EXERCISE DESCRIPTION -
Reproduce all lines of the listing below in which the word "Iranian" occurs.

[Start DATASET RECORDS]

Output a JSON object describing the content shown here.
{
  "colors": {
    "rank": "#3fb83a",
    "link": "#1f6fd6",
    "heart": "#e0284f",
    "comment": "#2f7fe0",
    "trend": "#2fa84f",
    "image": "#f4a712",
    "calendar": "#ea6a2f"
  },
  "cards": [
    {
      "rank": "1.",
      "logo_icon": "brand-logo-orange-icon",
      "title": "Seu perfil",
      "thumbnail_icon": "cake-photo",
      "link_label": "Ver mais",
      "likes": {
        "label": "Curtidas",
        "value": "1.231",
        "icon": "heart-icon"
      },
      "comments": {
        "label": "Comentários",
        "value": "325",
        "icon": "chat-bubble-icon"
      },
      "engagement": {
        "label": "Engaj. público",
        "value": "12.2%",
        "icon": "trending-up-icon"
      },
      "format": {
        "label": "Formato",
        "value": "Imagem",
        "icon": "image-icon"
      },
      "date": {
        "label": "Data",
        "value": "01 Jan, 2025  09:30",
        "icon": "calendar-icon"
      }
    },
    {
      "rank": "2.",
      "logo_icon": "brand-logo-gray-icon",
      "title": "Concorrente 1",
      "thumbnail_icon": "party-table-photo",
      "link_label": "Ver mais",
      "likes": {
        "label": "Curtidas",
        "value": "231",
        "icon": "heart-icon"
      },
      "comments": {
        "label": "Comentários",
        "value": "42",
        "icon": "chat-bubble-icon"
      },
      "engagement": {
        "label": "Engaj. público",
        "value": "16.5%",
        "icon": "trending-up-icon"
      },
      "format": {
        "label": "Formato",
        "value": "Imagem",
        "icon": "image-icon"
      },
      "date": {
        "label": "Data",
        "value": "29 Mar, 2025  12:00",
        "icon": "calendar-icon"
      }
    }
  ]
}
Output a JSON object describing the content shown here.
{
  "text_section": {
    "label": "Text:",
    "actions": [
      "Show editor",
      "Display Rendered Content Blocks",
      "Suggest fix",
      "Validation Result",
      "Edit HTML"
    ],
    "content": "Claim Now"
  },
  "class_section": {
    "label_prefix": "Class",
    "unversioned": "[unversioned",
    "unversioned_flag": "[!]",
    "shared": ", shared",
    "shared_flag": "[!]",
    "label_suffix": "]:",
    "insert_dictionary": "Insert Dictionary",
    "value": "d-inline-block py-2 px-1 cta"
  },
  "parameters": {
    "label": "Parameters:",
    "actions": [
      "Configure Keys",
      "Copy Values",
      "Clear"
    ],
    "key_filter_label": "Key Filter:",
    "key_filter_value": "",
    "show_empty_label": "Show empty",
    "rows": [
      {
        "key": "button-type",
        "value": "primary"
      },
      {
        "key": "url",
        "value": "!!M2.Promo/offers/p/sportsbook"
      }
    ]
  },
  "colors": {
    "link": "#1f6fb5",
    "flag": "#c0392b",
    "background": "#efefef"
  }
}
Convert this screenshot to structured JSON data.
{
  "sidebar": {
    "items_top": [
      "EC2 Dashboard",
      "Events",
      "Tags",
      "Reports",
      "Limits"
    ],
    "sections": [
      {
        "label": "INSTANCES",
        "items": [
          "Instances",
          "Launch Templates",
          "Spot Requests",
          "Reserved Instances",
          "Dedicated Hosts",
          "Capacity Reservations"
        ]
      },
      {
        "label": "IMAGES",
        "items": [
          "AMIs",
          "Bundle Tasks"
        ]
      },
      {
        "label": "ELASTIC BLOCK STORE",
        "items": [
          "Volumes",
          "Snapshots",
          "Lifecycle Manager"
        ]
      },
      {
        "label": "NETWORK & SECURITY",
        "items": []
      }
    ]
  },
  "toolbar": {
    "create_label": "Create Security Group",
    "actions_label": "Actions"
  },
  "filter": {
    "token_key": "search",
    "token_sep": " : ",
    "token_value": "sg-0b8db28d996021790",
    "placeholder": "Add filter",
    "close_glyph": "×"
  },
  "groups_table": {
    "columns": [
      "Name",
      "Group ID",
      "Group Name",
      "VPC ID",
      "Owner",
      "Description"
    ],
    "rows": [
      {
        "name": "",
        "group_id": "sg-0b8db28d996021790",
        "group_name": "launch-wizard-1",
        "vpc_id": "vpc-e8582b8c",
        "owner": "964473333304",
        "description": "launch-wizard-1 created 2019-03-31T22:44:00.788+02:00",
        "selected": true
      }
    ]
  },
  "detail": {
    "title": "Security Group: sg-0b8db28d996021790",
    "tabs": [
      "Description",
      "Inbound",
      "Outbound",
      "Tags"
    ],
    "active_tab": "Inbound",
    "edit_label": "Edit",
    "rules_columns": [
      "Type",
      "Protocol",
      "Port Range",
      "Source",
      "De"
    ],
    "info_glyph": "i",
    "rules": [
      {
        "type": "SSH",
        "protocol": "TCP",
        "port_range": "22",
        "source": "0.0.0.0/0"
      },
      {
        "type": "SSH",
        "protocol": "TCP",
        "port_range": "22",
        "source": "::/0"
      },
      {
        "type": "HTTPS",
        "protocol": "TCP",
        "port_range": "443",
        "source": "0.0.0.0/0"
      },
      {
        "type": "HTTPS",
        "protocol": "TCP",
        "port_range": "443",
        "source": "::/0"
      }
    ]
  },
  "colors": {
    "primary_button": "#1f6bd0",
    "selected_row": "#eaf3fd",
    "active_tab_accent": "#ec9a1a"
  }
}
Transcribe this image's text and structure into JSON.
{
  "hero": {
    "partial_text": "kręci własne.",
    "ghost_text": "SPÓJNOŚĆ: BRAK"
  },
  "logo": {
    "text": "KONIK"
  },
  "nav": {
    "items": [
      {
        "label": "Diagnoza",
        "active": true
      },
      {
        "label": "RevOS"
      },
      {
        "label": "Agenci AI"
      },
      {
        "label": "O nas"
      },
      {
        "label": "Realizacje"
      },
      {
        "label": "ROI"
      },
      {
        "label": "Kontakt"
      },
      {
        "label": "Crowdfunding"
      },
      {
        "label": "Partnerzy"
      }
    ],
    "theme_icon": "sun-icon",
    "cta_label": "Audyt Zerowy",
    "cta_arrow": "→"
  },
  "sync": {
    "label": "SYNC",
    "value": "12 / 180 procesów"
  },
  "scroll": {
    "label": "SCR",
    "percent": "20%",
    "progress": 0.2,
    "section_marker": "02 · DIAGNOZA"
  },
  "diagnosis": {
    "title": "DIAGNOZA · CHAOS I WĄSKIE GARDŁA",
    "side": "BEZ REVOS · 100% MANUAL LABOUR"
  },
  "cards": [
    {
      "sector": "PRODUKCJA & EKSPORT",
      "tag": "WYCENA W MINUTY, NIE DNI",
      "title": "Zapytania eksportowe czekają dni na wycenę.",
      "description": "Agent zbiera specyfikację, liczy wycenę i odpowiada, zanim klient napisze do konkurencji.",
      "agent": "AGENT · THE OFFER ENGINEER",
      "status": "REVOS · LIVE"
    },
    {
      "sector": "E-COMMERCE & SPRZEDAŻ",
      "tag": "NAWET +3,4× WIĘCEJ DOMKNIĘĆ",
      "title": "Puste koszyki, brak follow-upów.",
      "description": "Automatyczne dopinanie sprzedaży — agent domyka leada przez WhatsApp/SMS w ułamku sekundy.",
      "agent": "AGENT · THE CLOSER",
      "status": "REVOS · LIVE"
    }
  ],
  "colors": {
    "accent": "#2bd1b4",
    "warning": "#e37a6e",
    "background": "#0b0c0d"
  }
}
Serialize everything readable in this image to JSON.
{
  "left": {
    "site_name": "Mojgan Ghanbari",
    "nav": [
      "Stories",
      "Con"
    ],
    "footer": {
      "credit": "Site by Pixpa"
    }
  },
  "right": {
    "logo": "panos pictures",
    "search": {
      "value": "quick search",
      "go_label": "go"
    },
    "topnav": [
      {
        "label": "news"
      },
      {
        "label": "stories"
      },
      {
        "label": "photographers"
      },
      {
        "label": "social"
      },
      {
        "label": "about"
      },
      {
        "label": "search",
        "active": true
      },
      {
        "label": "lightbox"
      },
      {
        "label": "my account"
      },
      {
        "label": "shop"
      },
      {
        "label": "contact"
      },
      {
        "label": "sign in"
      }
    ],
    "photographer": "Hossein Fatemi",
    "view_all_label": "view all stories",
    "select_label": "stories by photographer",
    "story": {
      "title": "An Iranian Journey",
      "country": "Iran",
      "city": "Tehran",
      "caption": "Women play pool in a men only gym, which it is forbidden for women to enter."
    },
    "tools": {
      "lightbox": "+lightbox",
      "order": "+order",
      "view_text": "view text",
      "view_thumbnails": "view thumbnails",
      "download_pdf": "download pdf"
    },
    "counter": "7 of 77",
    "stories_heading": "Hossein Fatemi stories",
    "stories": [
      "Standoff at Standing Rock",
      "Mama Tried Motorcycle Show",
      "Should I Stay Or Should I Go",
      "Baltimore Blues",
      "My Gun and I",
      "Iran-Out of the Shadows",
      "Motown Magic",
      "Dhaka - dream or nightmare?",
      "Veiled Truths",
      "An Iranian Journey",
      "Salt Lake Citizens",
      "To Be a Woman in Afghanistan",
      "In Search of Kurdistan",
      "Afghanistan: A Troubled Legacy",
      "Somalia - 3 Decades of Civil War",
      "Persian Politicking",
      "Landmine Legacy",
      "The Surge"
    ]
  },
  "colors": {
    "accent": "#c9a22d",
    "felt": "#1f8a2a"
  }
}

[End DATASET RECORDS]

TASK ANSWER -
      "title": "An Iranian Journey",
      "An Iranian Journey",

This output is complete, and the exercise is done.